Stated problem —
Scan the data below. Pull out each line where "LOBBY" occurs.

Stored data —

-.-.-

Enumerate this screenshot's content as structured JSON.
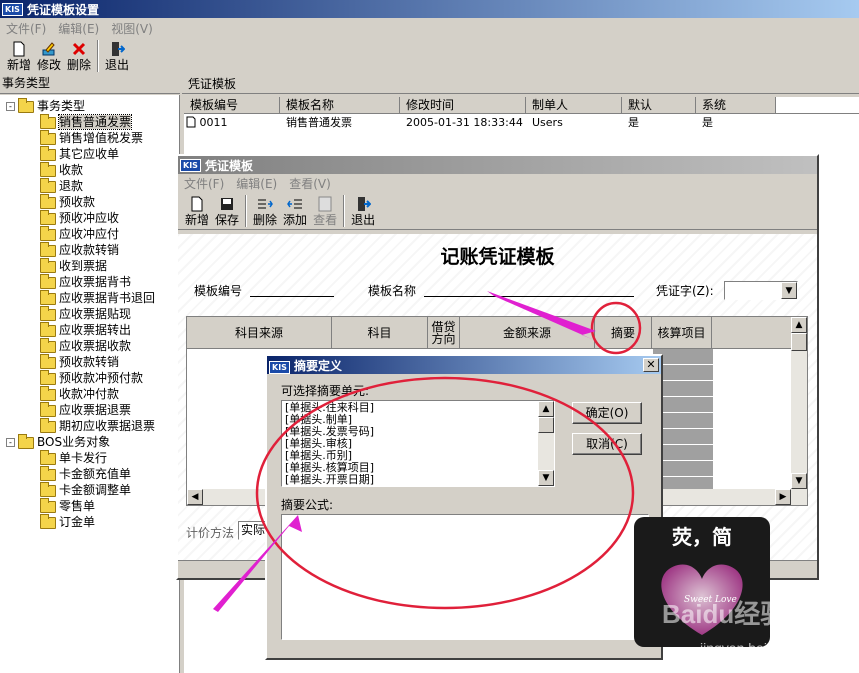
{
  "main_window": {
    "title": "凭证模板设置",
    "menus": [
      "文件(F)",
      "编辑(E)",
      "视图(V)"
    ],
    "toolbar": [
      "新增",
      "修改",
      "删除",
      "退出"
    ]
  },
  "left_panel": {
    "header": "事务类型",
    "tree": [
      {
        "label": "事务类型",
        "level": 0,
        "toggle": "-"
      },
      {
        "label": "销售普通发票",
        "level": 1,
        "selected": true
      },
      {
        "label": "销售增值税发票",
        "level": 1
      },
      {
        "label": "其它应收单",
        "level": 1
      },
      {
        "label": "收款",
        "level": 1
      },
      {
        "label": "退款",
        "level": 1
      },
      {
        "label": "预收款",
        "level": 1
      },
      {
        "label": "预收冲应收",
        "level": 1
      },
      {
        "label": "应收冲应付",
        "level": 1
      },
      {
        "label": "应收款转销",
        "level": 1
      },
      {
        "label": "收到票据",
        "level": 1
      },
      {
        "label": "应收票据背书",
        "level": 1
      },
      {
        "label": "应收票据背书退回",
        "level": 1
      },
      {
        "label": "应收票据贴现",
        "level": 1
      },
      {
        "label": "应收票据转出",
        "level": 1
      },
      {
        "label": "应收票据收款",
        "level": 1
      },
      {
        "label": "预收款转销",
        "level": 1
      },
      {
        "label": "预收款冲预付款",
        "level": 1
      },
      {
        "label": "收款冲付款",
        "level": 1
      },
      {
        "label": "应收票据退票",
        "level": 1
      },
      {
        "label": "期初应收票据退票",
        "level": 1
      },
      {
        "label": "BOS业务对象",
        "level": 0,
        "toggle": "-"
      },
      {
        "label": "单卡发行",
        "level": 1
      },
      {
        "label": "卡金额充值单",
        "level": 1
      },
      {
        "label": "卡金额调整单",
        "level": 1
      },
      {
        "label": "零售单",
        "level": 1
      },
      {
        "label": "订金单",
        "level": 1
      }
    ]
  },
  "right_panel": {
    "header": "凭证模板",
    "columns": [
      "模板编号",
      "模板名称",
      "修改时间",
      "制单人",
      "默认",
      "系统"
    ],
    "rows": [
      [
        "0011",
        "销售普通发票",
        "2005-01-31 18:33:44",
        "Users",
        "是",
        "是"
      ]
    ]
  },
  "voucher_window": {
    "title": "凭证模板",
    "menus": [
      "文件(F)",
      "编辑(E)",
      "查看(V)"
    ],
    "toolbar": [
      "新增",
      "保存",
      "删除",
      "添加",
      "查看",
      "退出"
    ],
    "heading": "记账凭证模板",
    "template_no_label": "模板编号",
    "template_name_label": "模板名称",
    "voucher_word_label": "凭证字(Z):",
    "grid_columns": [
      "科目来源",
      "科目",
      "借贷\n方向",
      "金额来源",
      "摘要",
      "核算项目"
    ],
    "bottom_label": "计价方法",
    "bottom_value": "实际"
  },
  "summary_dialog": {
    "title": "摘要定义",
    "available_label": "可选择摘要单元:",
    "items": [
      "[单据头.往来科目]",
      "[单据头.制单]",
      "[单据头.发票号码]",
      "[单据头.审核]",
      "[单据头.币别]",
      "[单据头.核算项目]",
      "[单据头.开票日期]"
    ],
    "ok_button": "确定(O)",
    "cancel_button": "取消(C)",
    "formula_label": "摘要公式:"
  },
  "watermark": {
    "stamp_text": "荧，简",
    "baidu": "Baidu经验",
    "url": "jingyan.baidu.com"
  },
  "colors": {
    "annotation": "#e020d0",
    "highlight_circle": "#e0203a",
    "title_active": "#0a246a"
  }
}
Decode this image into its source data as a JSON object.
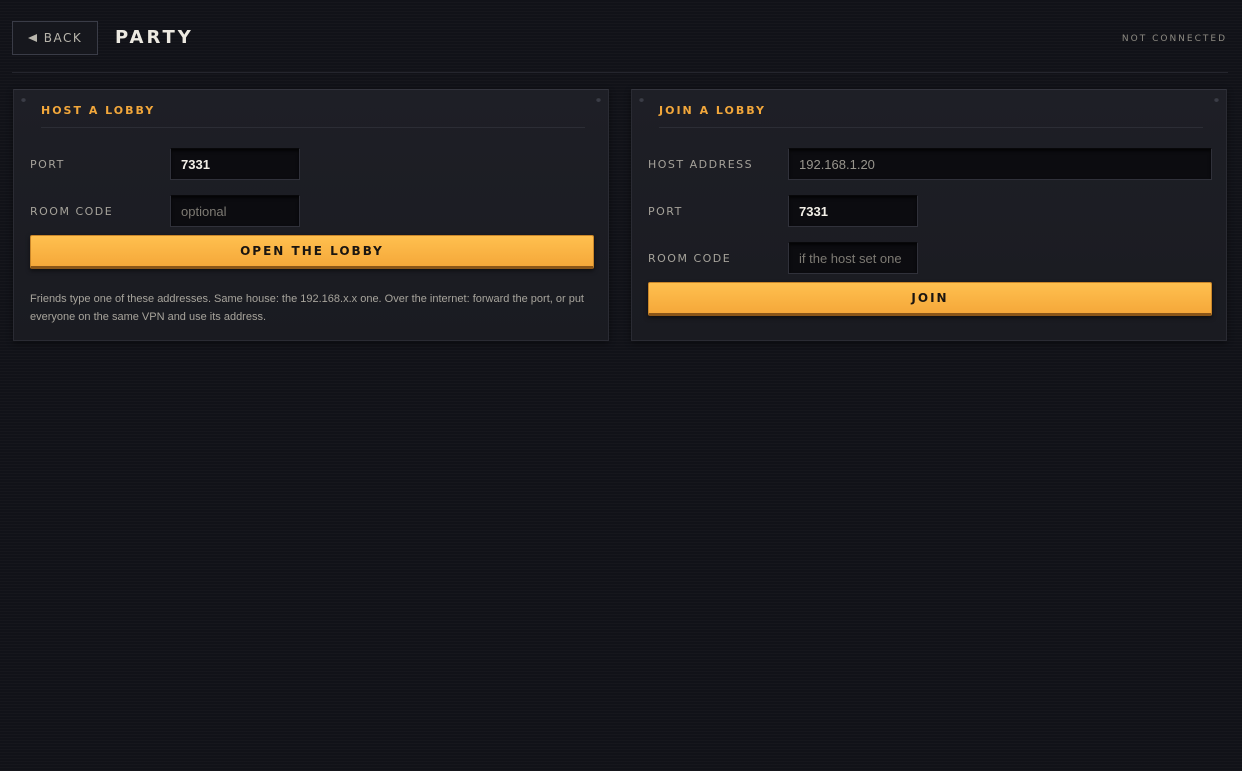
{
  "header": {
    "back_label": "BACK",
    "title": "PARTY",
    "status": "NOT CONNECTED"
  },
  "host_panel": {
    "title": "HOST A LOBBY",
    "port_label": "PORT",
    "port_value": "7331",
    "room_code_label": "ROOM CODE",
    "room_code_value": "",
    "room_code_placeholder": "optional",
    "button_label": "OPEN THE LOBBY",
    "help_text": "Friends type one of these addresses. Same house: the 192.168.x.x one. Over the internet: forward the port, or put everyone on the same VPN and use its address."
  },
  "join_panel": {
    "title": "JOIN A LOBBY",
    "host_address_label": "HOST ADDRESS",
    "host_address_value": "192.168.1.20",
    "port_label": "PORT",
    "port_value": "7331",
    "room_code_label": "ROOM CODE",
    "room_code_value": "",
    "room_code_placeholder": "if the host set one",
    "button_label": "JOIN"
  },
  "colors": {
    "accent": "#f2a73b",
    "button": "#ffb545",
    "background": "#111218",
    "panel": "#1c1d23"
  },
  "icons": {
    "back": "back-arrow-icon"
  }
}
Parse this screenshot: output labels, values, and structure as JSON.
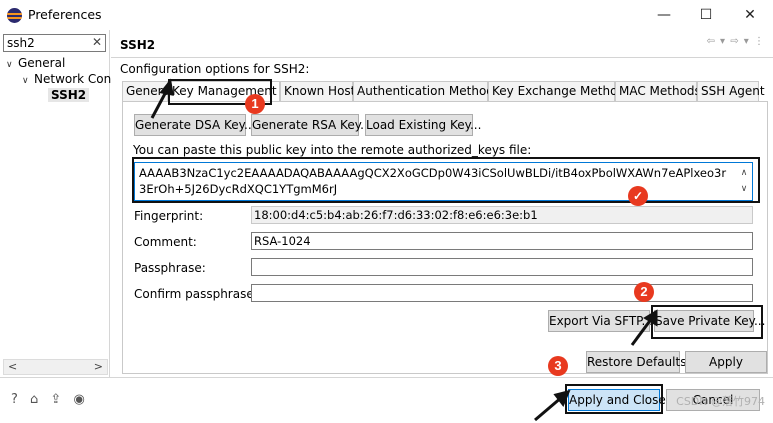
{
  "window": {
    "title": "Preferences",
    "minimize_glyph": "—",
    "maximize_glyph": "☐",
    "close_glyph": "✕"
  },
  "sidebar": {
    "filter_value": "ssh2",
    "filter_clear_glyph": "✕",
    "tree": [
      {
        "label": "General",
        "arrow": "∨"
      },
      {
        "label": "Network Con",
        "arrow": "∨"
      },
      {
        "label": "SSH2",
        "arrow": ""
      }
    ],
    "scroll_left": "<",
    "scroll_right": ">"
  },
  "page": {
    "title": "SSH2",
    "nav_icons": "⇦ ▾ ⇨ ▾ ⋮",
    "description": "Configuration options for SSH2:"
  },
  "tabs": [
    {
      "label": "General"
    },
    {
      "label": "Key Management",
      "active": true
    },
    {
      "label": "Known Hosts"
    },
    {
      "label": "Authentication Methods"
    },
    {
      "label": "Key Exchange Methods"
    },
    {
      "label": "MAC Methods"
    },
    {
      "label": "SSH Agent"
    }
  ],
  "key_management": {
    "generate_dsa": "Generate DSA Key...",
    "generate_rsa": "Generate RSA Key...",
    "load_existing": "Load Existing Key...",
    "paste_label": "You can paste this public key into the remote authorized_keys file:",
    "public_key": "AAAAB3NzaC1yc2EAAAADAQABAAAAgQCX2XoGCDp0W43iCSolUwBLDi/itB4oxPbolWXAWn7eAPlxeo3r3ErOh+5J26DycRdXQC1YTgmM6rJ",
    "key_scroll_up": "∧",
    "key_scroll_down": "∨",
    "fingerprint_label": "Fingerprint:",
    "fingerprint_value": "18:00:d4:c5:b4:ab:26:f7:d6:33:02:f8:e6:e6:3e:b1",
    "comment_label": "Comment:",
    "comment_value": "RSA-1024",
    "passphrase_label": "Passphrase:",
    "passphrase_value": "",
    "confirm_label": "Confirm passphrase:",
    "confirm_value": "",
    "export_sftp": "Export Via SFTP...",
    "save_private": "Save Private Key..."
  },
  "page_buttons": {
    "restore_defaults": "Restore Defaults",
    "apply": "Apply"
  },
  "dialog_buttons": {
    "apply_and_close": "Apply and Close",
    "cancel": "Cancel"
  },
  "bottom_icons": "? ⌂ ⇪ ◉",
  "annotations": {
    "badge_1": "1",
    "badge_2": "2",
    "badge_3": "3",
    "check": "✓",
    "watermark": "CSDN @落竹974"
  },
  "colors": {
    "badge_red": "#e8391f",
    "focus_blue": "#0078d7",
    "button_face": "#e1e1e1"
  }
}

-.-.-

Output for this task —
    "title": "HOST A LOBBY",
    "button_label": "OPEN THE LOBBY",
    "title": "JOIN A LOBBY",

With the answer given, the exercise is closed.